INFORMATION SUPPLIED »
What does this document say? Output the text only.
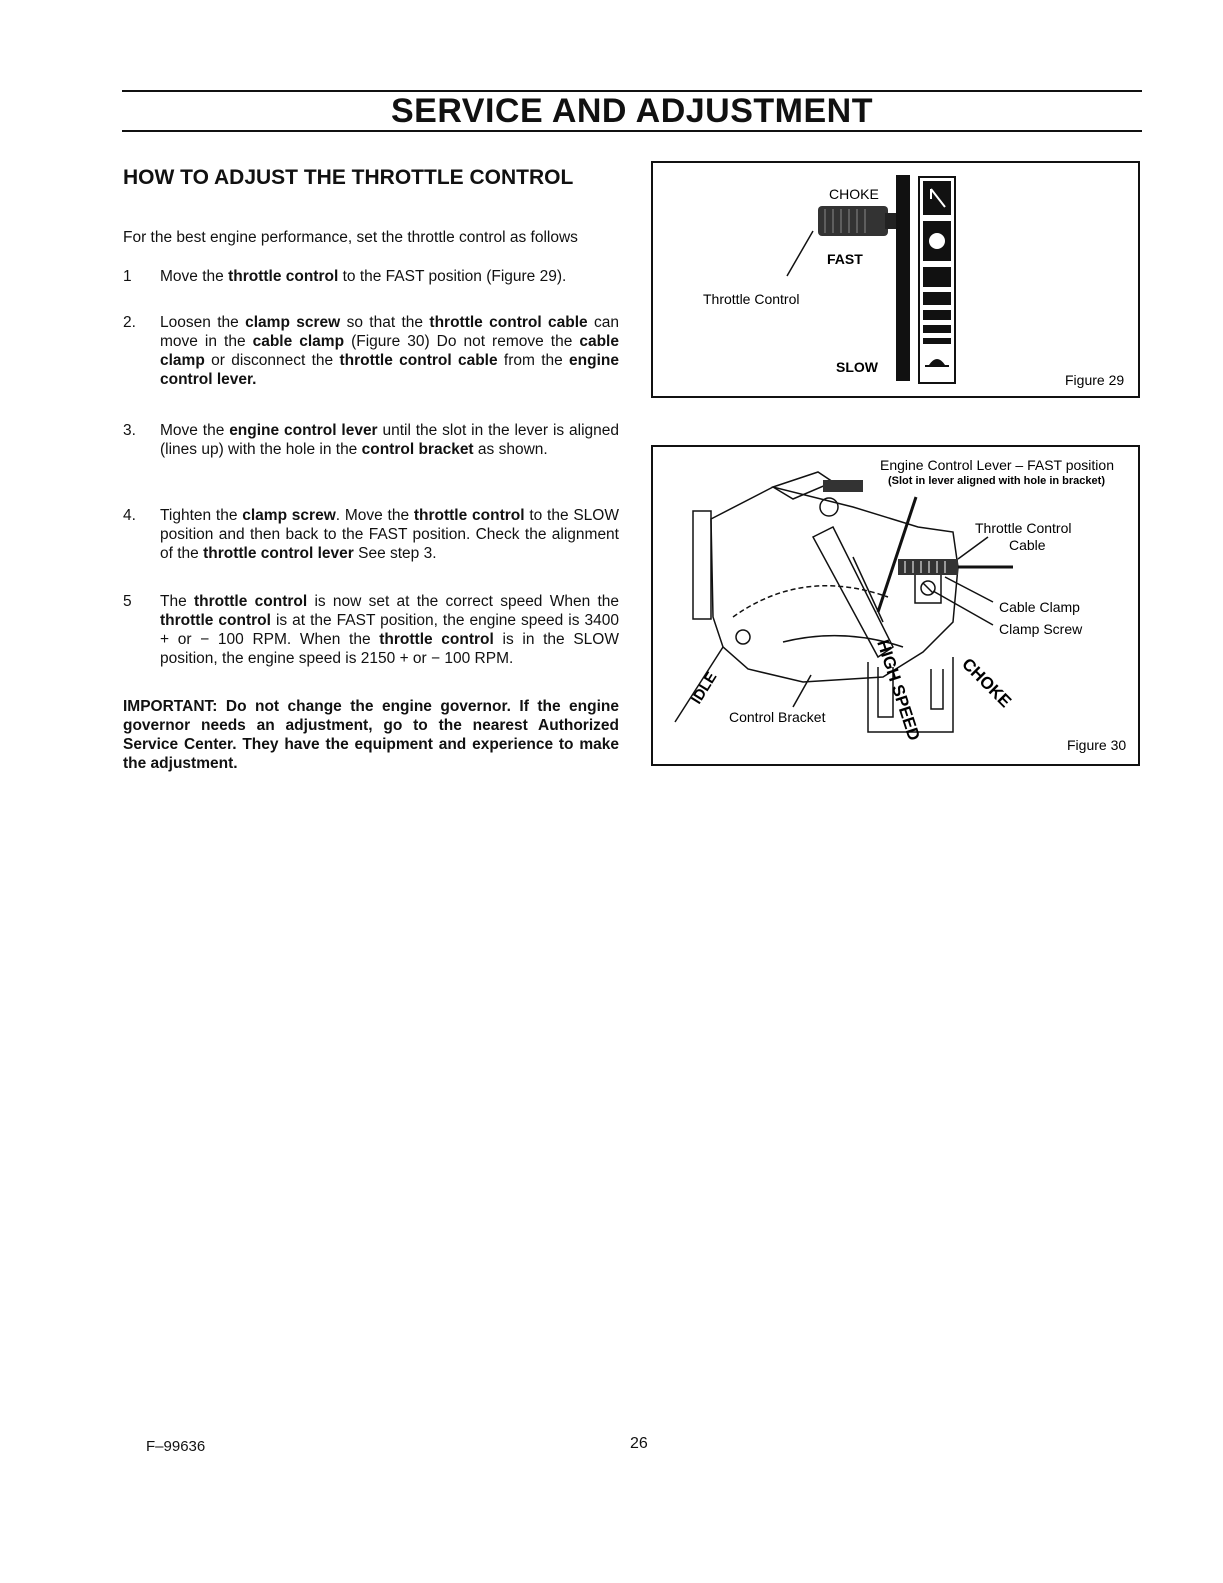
SERVICE AND ADJUSTMENT
HOW TO ADJUST THE THROTTLE CONTROL
For the best engine performance, set the throttle control as follows
1	Move the throttle control to the FAST position (Figure 29).
2.	Loosen the clamp screw so that the throttle control cable can move in the cable clamp (Figure 30) Do not remove the cable clamp or disconnect the throttle control cable from the engine control lever.
3.	Move the engine control lever until the slot in the lever is aligned (lines up) with the hole in the control bracket as shown.
4.	Tighten the clamp screw. Move the throttle control to the SLOW position and then back to the FAST position. Check the alignment of the throttle control lever See step 3.
5	The throttle control is now set at the correct speed When the throttle control is at the FAST position, the engine speed is 3400 + or − 100 RPM. When the throttle control is in the SLOW position, the engine speed is 2150 + or − 100 RPM.
IMPORTANT: Do not change the engine governor. If the engine governor needs an adjustment, go to the nearest Authorized Service Center. They have the equipment and experience to make the adjustment.
CHOKE
FAST
SLOW
Throttle Control
Figure 29
Engine Control Lever – FAST position
(Slot in lever aligned with hole in bracket)
Throttle Control
Cable
Cable Clamp
Clamp Screw
Control Bracket
IDLE	HIGH SPEED CHOKE
Figure 30
F–99636	26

WHAT IS REQUIRED » Except for the pictures, reproduce every line exactly.

CORRECT OUTPUT »
What does this document say? Output the text only.
SERVICE AND ADJUSTMENT
HOW TO ADJUST THE THROTTLE CONTROL
For the best engine performance, set the throttle control as follows
1	Move the throttle control to the FAST position (Figure 29).
2.	Loosen the clamp screw so that the throttle control cable can move in the cable clamp (Figure 30) Do not remove the cable clamp or disconnect the throttle control cable from the engine control lever.
3.	Move the engine control lever until the slot in the lever is aligned (lines up) with the hole in the control bracket as shown.
4.	Tighten the clamp screw. Move the throttle control to the SLOW position and then back to the FAST position. Check the alignment of the throttle control lever See step 3.
5	The throttle control is now set at the correct speed When the throttle control is at the FAST position, the engine speed is 3400 + or − 100 RPM. When the throttle control is in the SLOW position, the engine speed is 2150 + or − 100 RPM.
IMPORTANT: Do not change the engine governor. If the engine governor needs an adjustment, go to the nearest Authorized Service Center. They have the equipment and experience to make the adjustment.
CHOKE
FAST
SLOW
Throttle Control
Figure 29
Engine Control Lever – FAST position
(Slot in lever aligned with hole in bracket)
Throttle Control
Cable
Cable Clamp
Clamp Screw
Control Bracket
IDLE	HIGH SPEED CHOKE
Figure 30
F–99636	26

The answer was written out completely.